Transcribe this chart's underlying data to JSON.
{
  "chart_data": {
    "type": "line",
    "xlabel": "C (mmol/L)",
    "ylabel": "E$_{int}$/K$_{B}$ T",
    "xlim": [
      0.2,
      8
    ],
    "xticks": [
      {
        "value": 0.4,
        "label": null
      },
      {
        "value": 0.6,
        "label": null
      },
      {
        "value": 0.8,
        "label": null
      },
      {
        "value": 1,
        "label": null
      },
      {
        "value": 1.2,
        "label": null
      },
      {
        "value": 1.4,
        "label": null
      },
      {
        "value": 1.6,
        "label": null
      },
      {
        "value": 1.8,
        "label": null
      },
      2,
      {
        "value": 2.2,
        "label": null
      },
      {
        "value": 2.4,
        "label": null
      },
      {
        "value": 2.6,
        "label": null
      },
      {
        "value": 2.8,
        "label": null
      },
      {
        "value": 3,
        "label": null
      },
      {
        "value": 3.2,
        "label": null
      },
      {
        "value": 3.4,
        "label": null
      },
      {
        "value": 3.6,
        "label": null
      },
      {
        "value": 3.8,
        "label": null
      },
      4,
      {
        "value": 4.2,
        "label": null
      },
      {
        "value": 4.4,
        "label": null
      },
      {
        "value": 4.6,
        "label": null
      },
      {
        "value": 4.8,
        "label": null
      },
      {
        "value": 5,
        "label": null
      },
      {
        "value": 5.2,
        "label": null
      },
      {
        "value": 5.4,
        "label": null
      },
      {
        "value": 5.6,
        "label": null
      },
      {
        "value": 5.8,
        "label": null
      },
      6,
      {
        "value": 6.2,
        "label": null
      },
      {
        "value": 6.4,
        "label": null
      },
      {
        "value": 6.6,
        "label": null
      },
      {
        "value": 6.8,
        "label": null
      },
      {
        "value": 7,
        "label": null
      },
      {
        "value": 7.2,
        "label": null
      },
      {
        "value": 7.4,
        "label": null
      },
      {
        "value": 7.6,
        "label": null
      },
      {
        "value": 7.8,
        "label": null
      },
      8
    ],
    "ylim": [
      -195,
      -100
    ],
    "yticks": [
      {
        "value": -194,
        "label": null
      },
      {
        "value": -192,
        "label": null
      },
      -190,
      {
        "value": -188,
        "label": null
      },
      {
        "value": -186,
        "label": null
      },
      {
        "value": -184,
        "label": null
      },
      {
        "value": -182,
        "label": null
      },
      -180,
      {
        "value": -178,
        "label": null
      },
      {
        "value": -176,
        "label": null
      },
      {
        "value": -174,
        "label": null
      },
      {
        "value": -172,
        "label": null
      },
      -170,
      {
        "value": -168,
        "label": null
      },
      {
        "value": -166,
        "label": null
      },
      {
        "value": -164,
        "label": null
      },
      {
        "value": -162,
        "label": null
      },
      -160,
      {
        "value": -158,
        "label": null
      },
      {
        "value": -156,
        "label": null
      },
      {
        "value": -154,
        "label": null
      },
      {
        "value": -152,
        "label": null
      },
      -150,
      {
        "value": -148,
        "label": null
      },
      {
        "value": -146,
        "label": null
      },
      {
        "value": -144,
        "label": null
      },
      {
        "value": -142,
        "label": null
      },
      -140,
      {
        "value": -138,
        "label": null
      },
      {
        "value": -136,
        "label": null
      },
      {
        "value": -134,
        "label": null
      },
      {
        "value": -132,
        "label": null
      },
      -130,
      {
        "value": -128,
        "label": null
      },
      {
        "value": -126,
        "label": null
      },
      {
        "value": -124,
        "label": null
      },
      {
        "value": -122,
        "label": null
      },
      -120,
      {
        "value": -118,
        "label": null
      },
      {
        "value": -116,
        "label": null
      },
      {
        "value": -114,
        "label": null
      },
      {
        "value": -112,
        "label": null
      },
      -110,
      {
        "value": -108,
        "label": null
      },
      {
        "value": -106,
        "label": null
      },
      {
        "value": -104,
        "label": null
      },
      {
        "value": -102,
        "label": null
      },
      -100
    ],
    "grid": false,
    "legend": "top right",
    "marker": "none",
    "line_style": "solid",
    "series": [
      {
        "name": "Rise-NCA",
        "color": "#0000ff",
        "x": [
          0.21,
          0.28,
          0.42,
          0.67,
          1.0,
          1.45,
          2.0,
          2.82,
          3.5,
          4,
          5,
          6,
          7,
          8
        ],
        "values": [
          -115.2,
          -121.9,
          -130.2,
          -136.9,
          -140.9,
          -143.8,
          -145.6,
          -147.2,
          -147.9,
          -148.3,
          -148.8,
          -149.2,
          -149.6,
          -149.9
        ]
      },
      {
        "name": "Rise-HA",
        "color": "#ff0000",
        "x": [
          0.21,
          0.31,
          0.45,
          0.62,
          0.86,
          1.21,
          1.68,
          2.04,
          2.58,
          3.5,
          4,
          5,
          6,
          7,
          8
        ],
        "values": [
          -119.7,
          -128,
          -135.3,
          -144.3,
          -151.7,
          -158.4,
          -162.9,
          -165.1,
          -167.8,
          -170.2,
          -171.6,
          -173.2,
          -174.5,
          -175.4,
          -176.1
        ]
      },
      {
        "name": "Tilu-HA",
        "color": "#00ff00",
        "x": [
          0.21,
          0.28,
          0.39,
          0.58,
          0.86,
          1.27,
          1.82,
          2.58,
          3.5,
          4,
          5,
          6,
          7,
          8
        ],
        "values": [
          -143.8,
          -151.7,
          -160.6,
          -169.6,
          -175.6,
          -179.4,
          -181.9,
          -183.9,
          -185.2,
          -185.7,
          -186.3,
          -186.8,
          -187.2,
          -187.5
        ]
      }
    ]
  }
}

━━━━━━

→ **WHAT TO DO**
Each line above is to be repeated exactly.

→ **SOLUTION FOR THIS TASK**
Transcribe this chart's underlying data to JSON.
{
  "chart_data": {
    "type": "line",
    "xlabel": "C (mmol/L)",
    "ylabel": "E$_{int}$/K$_{B}$ T",
    "xlim": [
      0.2,
      8
    ],
    "xticks": [
      {
        "value": 0.4,
        "label": null
      },
      {
        "value": 0.6,
        "label": null
      },
      {
        "value": 0.8,
        "label": null
      },
      {
        "value": 1,
        "label": null
      },
      {
        "value": 1.2,
        "label": null
      },
      {
        "value": 1.4,
        "label": null
      },
      {
        "value": 1.6,
        "label": null
      },
      {
        "value": 1.8,
        "label": null
      },
      2,
      {
        "value": 2.2,
        "label": null
      },
      {
        "value": 2.4,
        "label": null
      },
      {
        "value": 2.6,
        "label": null
      },
      {
        "value": 2.8,
        "label": null
      },
      {
        "value": 3,
        "label": null
      },
      {
        "value": 3.2,
        "label": null
      },
      {
        "value": 3.4,
        "label": null
      },
      {
        "value": 3.6,
        "label": null
      },
      {
        "value": 3.8,
        "label": null
      },
      4,
      {
        "value": 4.2,
        "label": null
      },
      {
        "value": 4.4,
        "label": null
      },
      {
        "value": 4.6,
        "label": null
      },
      {
        "value": 4.8,
        "label": null
      },
      {
        "value": 5,
        "label": null
      },
      {
        "value": 5.2,
        "label": null
      },
      {
        "value": 5.4,
        "label": null
      },
      {
        "value": 5.6,
        "label": null
      },
      {
        "value": 5.8,
        "label": null
      },
      6,
      {
        "value": 6.2,
        "label": null
      },
      {
        "value": 6.4,
        "label": null
      },
      {
        "value": 6.6,
        "label": null
      },
      {
        "value": 6.8,
        "label": null
      },
      {
        "value": 7,
        "label": null
      },
      {
        "value": 7.2,
        "label": null
      },
      {
        "value": 7.4,
        "label": null
      },
      {
        "value": 7.6,
        "label": null
      },
      {
        "value": 7.8,
        "label": null
      },
      8
    ],
    "ylim": [
      -195,
      -100
    ],
    "yticks": [
      {
        "value": -194,
        "label": null
      },
      {
        "value": -192,
        "label": null
      },
      -190,
      {
        "value": -188,
        "label": null
      },
      {
        "value": -186,
        "label": null
      },
      {
        "value": -184,
        "label": null
      },
      {
        "value": -182,
        "label": null
      },
      -180,
      {
        "value": -178,
        "label": null
      },
      {
        "value": -176,
        "label": null
      },
      {
        "value": -174,
        "label": null
      },
      {
        "value": -172,
        "label": null
      },
      -170,
      {
        "value": -168,
        "label": null
      },
      {
        "value": -166,
        "label": null
      },
      {
        "value": -164,
        "label": null
      },
      {
        "value": -162,
        "label": null
      },
      -160,
      {
        "value": -158,
        "label": null
      },
      {
        "value": -156,
        "label": null
      },
      {
        "value": -154,
        "label": null
      },
      {
        "value": -152,
        "label": null
      },
      -150,
      {
        "value": -148,
        "label": null
      },
      {
        "value": -146,
        "label": null
      },
      {
        "value": -144,
        "label": null
      },
      {
        "value": -142,
        "label": null
      },
      -140,
      {
        "value": -138,
        "label": null
      },
      {
        "value": -136,
        "label": null
      },
      {
        "value": -134,
        "label": null
      },
      {
        "value": -132,
        "label": null
      },
      -130,
      {
        "value": -128,
        "label": null
      },
      {
        "value": -126,
        "label": null
      },
      {
        "value": -124,
        "label": null
      },
      {
        "value": -122,
        "label": null
      },
      -120,
      {
        "value": -118,
        "label": null
      },
      {
        "value": -116,
        "label": null
      },
      {
        "value": -114,
        "label": null
      },
      {
        "value": -112,
        "label": null
      },
      -110,
      {
        "value": -108,
        "label": null
      },
      {
        "value": -106,
        "label": null
      },
      {
        "value": -104,
        "label": null
      },
      {
        "value": -102,
        "label": null
      },
      -100
    ],
    "grid": false,
    "legend": "top right",
    "marker": "none",
    "line_style": "solid",
    "series": [
      {
        "name": "Rise-NCA",
        "color": "#0000ff",
        "x": [
          0.21,
          0.28,
          0.42,
          0.67,
          1.0,
          1.45,
          2.0,
          2.82,
          3.5,
          4,
          5,
          6,
          7,
          8
        ],
        "values": [
          -115.2,
          -121.9,
          -130.2,
          -136.9,
          -140.9,
          -143.8,
          -145.6,
          -147.2,
          -147.9,
          -148.3,
          -148.8,
          -149.2,
          -149.6,
          -149.9
        ]
      },
      {
        "name": "Rise-HA",
        "color": "#ff0000",
        "x": [
          0.21,
          0.31,
          0.45,
          0.62,
          0.86,
          1.21,
          1.68,
          2.04,
          2.58,
          3.5,
          4,
          5,
          6,
          7,
          8
        ],
        "values": [
          -119.7,
          -128,
          -135.3,
          -144.3,
          -151.7,
          -158.4,
          -162.9,
          -165.1,
          -167.8,
          -170.2,
          -171.6,
          -173.2,
          -174.5,
          -175.4,
          -176.1
        ]
      },
      {
        "name": "Tilu-HA",
        "color": "#00ff00",
        "x": [
          0.21,
          0.28,
          0.39,
          0.58,
          0.86,
          1.27,
          1.82,
          2.58,
          3.5,
          4,
          5,
          6,
          7,
          8
        ],
        "values": [
          -143.8,
          -151.7,
          -160.6,
          -169.6,
          -175.6,
          -179.4,
          -181.9,
          -183.9,
          -185.2,
          -185.7,
          -186.3,
          -186.8,
          -187.2,
          -187.5
        ]
      }
    ]
  }
}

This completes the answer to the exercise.